* begin Dataset rows *

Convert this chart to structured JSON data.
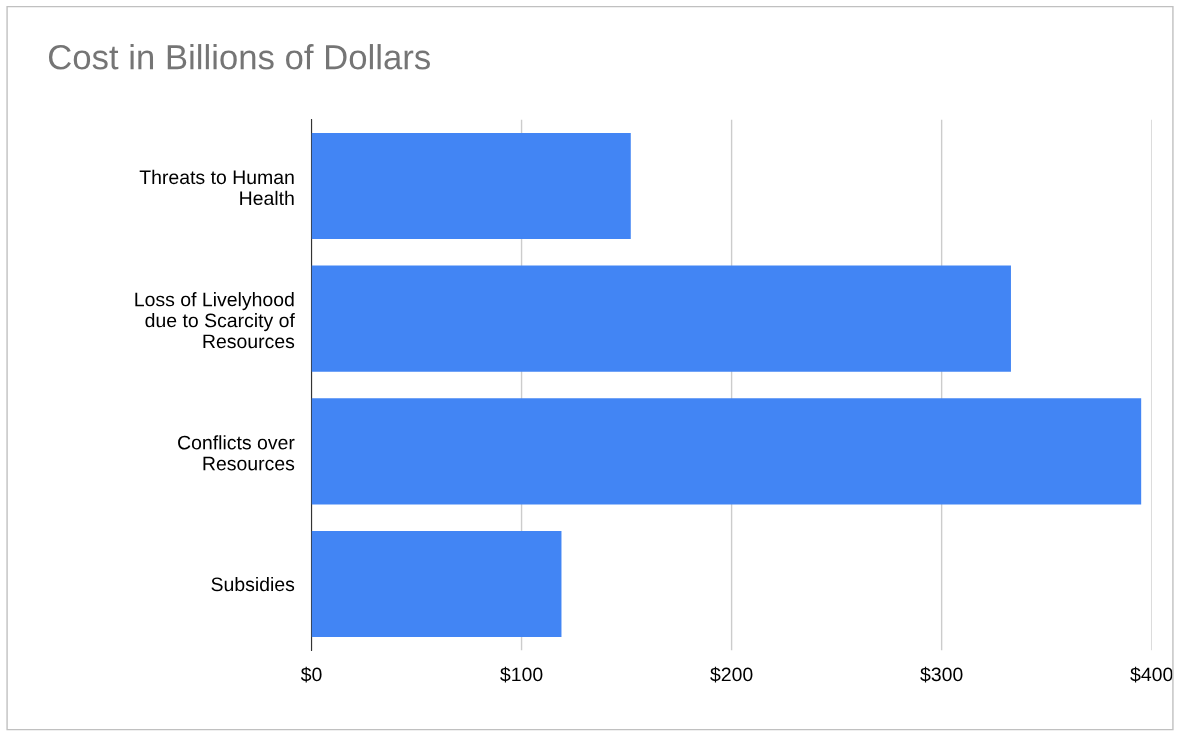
{
  "chart_data": {
    "type": "bar",
    "orientation": "horizontal",
    "title": "Cost in Billions of Dollars",
    "categories": [
      "Threats to Human\nHealth",
      "Loss of Livelyhood\ndue to Scarcity of\nResources",
      "Conflicts over\nResources",
      "Subsidies"
    ],
    "values": [
      152,
      333,
      395,
      119
    ],
    "color": "#4285f4",
    "xlim": [
      0,
      400
    ],
    "xticks": [
      {
        "value": 0,
        "label": "$0"
      },
      {
        "value": 100,
        "label": "$100"
      },
      {
        "value": 200,
        "label": "$200"
      },
      {
        "value": 300,
        "label": "$300"
      },
      {
        "value": 400,
        "label": "$400"
      }
    ],
    "grid": "x",
    "legend": false
  }
}
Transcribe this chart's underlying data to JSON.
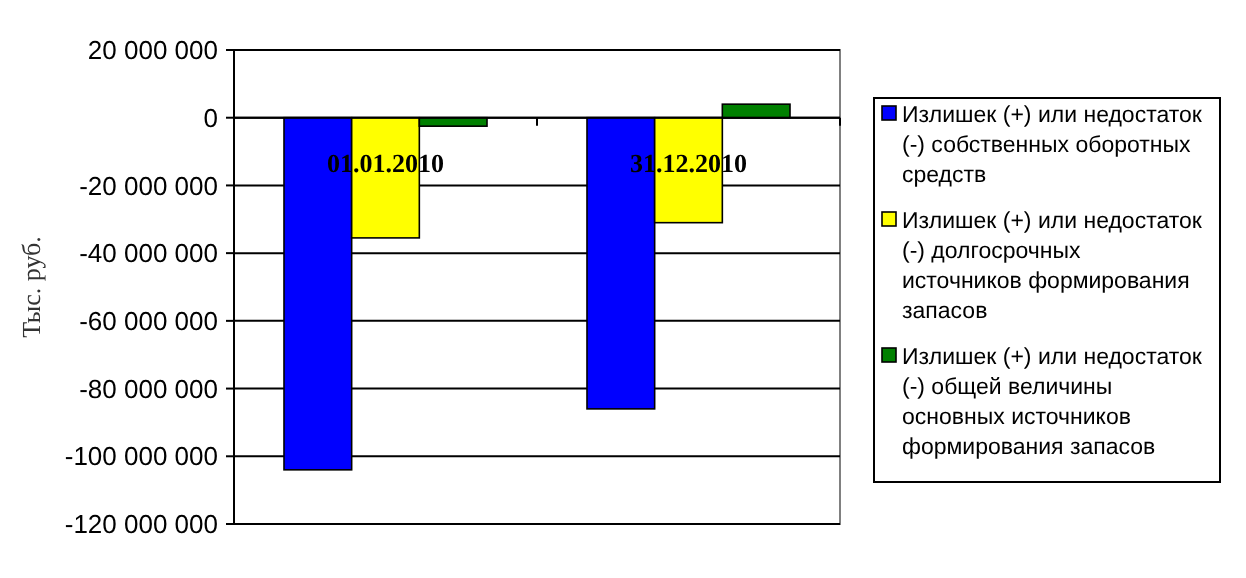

* end Dataset rows *

* Requirements: Repeat the data exactly, dropping every picture it holds.

* Exercise answer:
Convert this chart to structured JSON data.
{
  "chart_data": {
    "type": "bar",
    "orientation": "horizontal",
    "title": "Cost in Billions of Dollars",
    "categories": [
      "Threats to Human\nHealth",
      "Loss of Livelyhood\ndue to Scarcity of\nResources",
      "Conflicts over\nResources",
      "Subsidies"
    ],
    "values": [
      152,
      333,
      395,
      119
    ],
    "color": "#4285f4",
    "xlim": [
      0,
      400
    ],
    "xticks": [
      {
        "value": 0,
        "label": "$0"
      },
      {
        "value": 100,
        "label": "$100"
      },
      {
        "value": 200,
        "label": "$200"
      },
      {
        "value": 300,
        "label": "$300"
      },
      {
        "value": 400,
        "label": "$400"
      }
    ],
    "grid": "x",
    "legend": false
  }
}
Transcribe this chart's underlying data to JSON.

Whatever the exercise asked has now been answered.